WHAT IS NEEDED: Wherever the word "xmlns" turns up in a line of the entries, copy that line.

RECORDS SHOWN:
------------------------

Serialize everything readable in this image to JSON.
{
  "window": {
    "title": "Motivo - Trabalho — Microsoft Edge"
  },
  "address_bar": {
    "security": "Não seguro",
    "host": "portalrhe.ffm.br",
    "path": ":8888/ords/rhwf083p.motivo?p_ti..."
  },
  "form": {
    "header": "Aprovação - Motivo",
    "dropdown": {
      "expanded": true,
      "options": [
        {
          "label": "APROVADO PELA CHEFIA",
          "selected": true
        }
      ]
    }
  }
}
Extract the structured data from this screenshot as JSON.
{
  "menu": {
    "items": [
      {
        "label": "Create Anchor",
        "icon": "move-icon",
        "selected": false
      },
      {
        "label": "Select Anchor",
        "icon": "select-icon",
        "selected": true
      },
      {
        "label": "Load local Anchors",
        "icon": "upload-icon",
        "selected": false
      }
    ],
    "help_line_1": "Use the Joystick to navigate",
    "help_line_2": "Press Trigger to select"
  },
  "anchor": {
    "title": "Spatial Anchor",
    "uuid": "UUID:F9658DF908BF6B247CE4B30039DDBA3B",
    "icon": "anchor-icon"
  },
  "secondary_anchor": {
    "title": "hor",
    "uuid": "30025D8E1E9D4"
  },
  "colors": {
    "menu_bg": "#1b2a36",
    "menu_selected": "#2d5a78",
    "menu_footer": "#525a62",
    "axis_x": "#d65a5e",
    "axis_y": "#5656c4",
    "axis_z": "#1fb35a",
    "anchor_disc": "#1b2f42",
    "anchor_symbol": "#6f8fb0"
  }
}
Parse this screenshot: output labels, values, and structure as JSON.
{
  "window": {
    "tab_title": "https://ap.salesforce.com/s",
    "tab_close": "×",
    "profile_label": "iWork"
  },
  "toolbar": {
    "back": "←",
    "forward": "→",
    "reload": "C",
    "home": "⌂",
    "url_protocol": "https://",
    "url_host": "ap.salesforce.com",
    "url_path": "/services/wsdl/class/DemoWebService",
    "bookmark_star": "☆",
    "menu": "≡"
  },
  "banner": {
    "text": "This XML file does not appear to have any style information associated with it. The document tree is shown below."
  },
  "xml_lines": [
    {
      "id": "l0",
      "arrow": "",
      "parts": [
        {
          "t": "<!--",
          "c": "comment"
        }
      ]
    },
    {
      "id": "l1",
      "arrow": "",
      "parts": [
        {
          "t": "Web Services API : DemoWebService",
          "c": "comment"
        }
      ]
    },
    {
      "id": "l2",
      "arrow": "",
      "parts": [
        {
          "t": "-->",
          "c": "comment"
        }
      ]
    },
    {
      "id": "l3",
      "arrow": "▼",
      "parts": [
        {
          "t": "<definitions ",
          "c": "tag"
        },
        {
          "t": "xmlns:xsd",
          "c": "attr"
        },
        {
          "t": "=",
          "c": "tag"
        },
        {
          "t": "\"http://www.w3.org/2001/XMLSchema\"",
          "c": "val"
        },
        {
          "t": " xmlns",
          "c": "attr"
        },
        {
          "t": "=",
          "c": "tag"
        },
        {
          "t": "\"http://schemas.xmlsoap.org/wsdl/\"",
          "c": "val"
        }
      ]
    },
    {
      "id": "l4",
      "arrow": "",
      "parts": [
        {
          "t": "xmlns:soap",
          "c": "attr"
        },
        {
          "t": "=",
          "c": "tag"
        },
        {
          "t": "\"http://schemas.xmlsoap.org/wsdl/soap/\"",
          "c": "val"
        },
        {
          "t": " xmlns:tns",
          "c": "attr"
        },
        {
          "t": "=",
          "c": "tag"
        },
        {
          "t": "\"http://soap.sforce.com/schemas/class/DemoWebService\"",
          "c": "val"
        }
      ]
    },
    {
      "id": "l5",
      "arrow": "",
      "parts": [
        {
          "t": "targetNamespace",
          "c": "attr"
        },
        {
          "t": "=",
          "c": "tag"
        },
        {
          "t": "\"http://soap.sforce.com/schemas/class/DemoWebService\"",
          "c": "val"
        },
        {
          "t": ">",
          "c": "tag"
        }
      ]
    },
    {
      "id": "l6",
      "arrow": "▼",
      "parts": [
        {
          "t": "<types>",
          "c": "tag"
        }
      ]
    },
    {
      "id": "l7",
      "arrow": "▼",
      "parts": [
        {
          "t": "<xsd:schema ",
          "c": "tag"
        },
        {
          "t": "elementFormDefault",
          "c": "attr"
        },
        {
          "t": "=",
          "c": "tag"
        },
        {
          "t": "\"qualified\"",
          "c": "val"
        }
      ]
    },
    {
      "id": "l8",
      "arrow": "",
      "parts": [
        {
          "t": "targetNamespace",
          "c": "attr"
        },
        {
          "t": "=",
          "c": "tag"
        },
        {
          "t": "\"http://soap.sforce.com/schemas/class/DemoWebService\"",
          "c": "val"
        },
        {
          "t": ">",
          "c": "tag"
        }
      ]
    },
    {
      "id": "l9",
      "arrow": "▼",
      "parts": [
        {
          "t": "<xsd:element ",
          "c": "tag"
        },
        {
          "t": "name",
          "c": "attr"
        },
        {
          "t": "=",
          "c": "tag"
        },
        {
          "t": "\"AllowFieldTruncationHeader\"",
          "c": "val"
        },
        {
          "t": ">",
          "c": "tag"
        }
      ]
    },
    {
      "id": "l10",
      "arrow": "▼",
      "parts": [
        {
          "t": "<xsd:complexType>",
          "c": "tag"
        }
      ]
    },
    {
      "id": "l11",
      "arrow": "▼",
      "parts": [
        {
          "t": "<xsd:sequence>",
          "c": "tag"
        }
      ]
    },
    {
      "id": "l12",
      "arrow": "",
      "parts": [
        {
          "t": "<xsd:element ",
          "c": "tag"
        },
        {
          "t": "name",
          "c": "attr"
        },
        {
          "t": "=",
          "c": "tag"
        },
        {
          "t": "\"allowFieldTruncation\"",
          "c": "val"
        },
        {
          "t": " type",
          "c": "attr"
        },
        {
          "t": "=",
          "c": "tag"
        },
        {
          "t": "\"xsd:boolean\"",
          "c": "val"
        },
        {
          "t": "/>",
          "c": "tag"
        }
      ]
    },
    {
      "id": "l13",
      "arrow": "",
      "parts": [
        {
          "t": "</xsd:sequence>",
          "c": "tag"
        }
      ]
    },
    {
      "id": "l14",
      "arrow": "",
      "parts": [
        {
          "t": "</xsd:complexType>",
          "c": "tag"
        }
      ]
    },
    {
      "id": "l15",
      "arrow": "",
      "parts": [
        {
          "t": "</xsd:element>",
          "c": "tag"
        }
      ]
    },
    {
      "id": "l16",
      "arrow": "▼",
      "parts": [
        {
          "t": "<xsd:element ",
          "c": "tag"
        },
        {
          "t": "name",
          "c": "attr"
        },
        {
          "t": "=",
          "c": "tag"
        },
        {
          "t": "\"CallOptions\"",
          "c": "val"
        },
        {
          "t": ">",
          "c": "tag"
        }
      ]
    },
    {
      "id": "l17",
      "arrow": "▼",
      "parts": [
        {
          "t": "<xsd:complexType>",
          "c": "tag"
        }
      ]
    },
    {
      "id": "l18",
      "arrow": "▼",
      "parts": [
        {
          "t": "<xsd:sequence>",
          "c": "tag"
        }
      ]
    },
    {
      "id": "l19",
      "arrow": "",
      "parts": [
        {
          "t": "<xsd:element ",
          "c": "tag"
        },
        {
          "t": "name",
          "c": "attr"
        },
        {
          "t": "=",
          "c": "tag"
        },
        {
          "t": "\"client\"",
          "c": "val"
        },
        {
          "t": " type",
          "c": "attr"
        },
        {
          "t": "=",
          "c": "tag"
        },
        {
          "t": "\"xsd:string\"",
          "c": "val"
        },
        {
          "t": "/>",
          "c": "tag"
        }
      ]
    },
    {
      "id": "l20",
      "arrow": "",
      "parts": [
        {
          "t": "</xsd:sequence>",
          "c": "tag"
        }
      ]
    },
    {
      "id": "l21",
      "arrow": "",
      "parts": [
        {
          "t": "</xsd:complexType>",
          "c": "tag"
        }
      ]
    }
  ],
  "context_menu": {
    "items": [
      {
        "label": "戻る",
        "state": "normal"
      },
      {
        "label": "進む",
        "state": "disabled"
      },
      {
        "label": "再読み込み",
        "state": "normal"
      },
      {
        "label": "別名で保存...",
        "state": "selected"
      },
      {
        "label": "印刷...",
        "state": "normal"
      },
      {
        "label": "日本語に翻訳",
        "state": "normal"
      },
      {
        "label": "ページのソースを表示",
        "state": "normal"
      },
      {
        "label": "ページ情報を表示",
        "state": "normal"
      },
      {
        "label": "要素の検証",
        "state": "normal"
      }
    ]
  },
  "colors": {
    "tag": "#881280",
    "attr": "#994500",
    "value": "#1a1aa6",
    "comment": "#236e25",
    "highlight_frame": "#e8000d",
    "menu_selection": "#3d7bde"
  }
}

------------------------

RESPONSE TO THIS EXERCISE:
          "t": "xmlns:xsd",
          "t": " xmlns",
          "t": "xmlns:soap",
          "t": " xmlns:tns",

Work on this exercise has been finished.